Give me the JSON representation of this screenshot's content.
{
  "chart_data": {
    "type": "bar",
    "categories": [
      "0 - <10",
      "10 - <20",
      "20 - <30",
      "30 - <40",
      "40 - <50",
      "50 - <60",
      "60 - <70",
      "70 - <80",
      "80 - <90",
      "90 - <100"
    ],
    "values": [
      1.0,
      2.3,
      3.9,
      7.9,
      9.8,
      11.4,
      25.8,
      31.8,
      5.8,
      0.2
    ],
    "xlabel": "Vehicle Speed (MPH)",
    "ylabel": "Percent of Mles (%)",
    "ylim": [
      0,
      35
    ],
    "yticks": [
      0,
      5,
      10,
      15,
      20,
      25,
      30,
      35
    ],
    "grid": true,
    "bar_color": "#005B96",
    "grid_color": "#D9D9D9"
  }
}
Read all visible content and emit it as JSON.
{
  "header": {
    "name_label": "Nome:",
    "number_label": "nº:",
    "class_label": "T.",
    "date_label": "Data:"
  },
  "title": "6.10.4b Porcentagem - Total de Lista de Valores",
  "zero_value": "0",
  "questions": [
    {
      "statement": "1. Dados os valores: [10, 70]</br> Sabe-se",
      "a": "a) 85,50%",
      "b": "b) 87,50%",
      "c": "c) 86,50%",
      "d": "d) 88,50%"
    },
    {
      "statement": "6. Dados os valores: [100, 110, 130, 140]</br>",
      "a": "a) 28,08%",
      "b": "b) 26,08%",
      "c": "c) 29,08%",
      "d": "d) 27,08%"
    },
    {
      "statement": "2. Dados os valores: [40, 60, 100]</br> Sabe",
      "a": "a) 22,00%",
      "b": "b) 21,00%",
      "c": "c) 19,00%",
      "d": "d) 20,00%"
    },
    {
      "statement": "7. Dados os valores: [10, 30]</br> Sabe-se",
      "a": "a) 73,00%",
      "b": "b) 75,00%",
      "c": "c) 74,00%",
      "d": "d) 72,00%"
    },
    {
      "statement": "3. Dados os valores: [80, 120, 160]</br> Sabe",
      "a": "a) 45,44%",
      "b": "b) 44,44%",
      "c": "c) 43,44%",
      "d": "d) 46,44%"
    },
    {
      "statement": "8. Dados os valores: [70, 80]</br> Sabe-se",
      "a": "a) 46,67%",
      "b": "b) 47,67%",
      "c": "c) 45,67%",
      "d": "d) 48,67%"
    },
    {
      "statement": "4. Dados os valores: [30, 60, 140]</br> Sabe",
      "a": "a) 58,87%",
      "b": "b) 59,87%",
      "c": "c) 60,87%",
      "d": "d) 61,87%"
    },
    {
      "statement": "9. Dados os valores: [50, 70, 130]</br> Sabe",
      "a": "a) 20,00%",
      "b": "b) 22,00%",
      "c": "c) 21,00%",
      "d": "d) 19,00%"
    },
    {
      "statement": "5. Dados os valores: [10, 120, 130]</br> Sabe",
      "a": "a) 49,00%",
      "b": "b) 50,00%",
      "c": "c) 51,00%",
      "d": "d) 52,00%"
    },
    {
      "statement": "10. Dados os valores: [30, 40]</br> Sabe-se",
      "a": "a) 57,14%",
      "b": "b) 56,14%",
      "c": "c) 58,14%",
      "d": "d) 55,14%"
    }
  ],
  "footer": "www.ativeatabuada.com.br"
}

• Set problem
Give all the records again. Match them exactly.

• Result of the exercise
Give me the JSON representation of this screenshot's content.
{
  "chart_data": {
    "type": "bar",
    "categories": [
      "0 - <10",
      "10 - <20",
      "20 - <30",
      "30 - <40",
      "40 - <50",
      "50 - <60",
      "60 - <70",
      "70 - <80",
      "80 - <90",
      "90 - <100"
    ],
    "values": [
      1.0,
      2.3,
      3.9,
      7.9,
      9.8,
      11.4,
      25.8,
      31.8,
      5.8,
      0.2
    ],
    "xlabel": "Vehicle Speed (MPH)",
    "ylabel": "Percent of Mles (%)",
    "ylim": [
      0,
      35
    ],
    "yticks": [
      0,
      5,
      10,
      15,
      20,
      25,
      30,
      35
    ],
    "grid": true,
    "bar_color": "#005B96",
    "grid_color": "#D9D9D9"
  }
}
Read all visible content and emit it as JSON.
{
  "header": {
    "name_label": "Nome:",
    "number_label": "nº:",
    "class_label": "T.",
    "date_label": "Data:"
  },
  "title": "6.10.4b Porcentagem - Total de Lista de Valores",
  "zero_value": "0",
  "questions": [
    {
      "statement": "1. Dados os valores: [10, 70]</br> Sabe-se",
      "a": "a) 85,50%",
      "b": "b) 87,50%",
      "c": "c) 86,50%",
      "d": "d) 88,50%"
    },
    {
      "statement": "6. Dados os valores: [100, 110, 130, 140]</br>",
      "a": "a) 28,08%",
      "b": "b) 26,08%",
      "c": "c) 29,08%",
      "d": "d) 27,08%"
    },
    {
      "statement": "2. Dados os valores: [40, 60, 100]</br> Sabe",
      "a": "a) 22,00%",
      "b": "b) 21,00%",
      "c": "c) 19,00%",
      "d": "d) 20,00%"
    },
    {
      "statement": "7. Dados os valores: [10, 30]</br> Sabe-se",
      "a": "a) 73,00%",
      "b": "b) 75,00%",
      "c": "c) 74,00%",
      "d": "d) 72,00%"
    },
    {
      "statement": "3. Dados os valores: [80, 120, 160]</br> Sabe",
      "a": "a) 45,44%",
      "b": "b) 44,44%",
      "c": "c) 43,44%",
      "d": "d) 46,44%"
    },
    {
      "statement": "8. Dados os valores: [70, 80]</br> Sabe-se",
      "a": "a) 46,67%",
      "b": "b) 47,67%",
      "c": "c) 45,67%",
      "d": "d) 48,67%"
    },
    {
      "statement": "4. Dados os valores: [30, 60, 140]</br> Sabe",
      "a": "a) 58,87%",
      "b": "b) 59,87%",
      "c": "c) 60,87%",
      "d": "d) 61,87%"
    },
    {
      "statement": "9. Dados os valores: [50, 70, 130]</br> Sabe",
      "a": "a) 20,00%",
      "b": "b) 22,00%",
      "c": "c) 21,00%",
      "d": "d) 19,00%"
    },
    {
      "statement": "5. Dados os valores: [10, 120, 130]</br> Sabe",
      "a": "a) 49,00%",
      "b": "b) 50,00%",
      "c": "c) 51,00%",
      "d": "d) 52,00%"
    },
    {
      "statement": "10. Dados os valores: [30, 40]</br> Sabe-se",
      "a": "a) 57,14%",
      "b": "b) 56,14%",
      "c": "c) 58,14%",
      "d": "d) 55,14%"
    }
  ],
  "footer": "www.ativeatabuada.com.br"
}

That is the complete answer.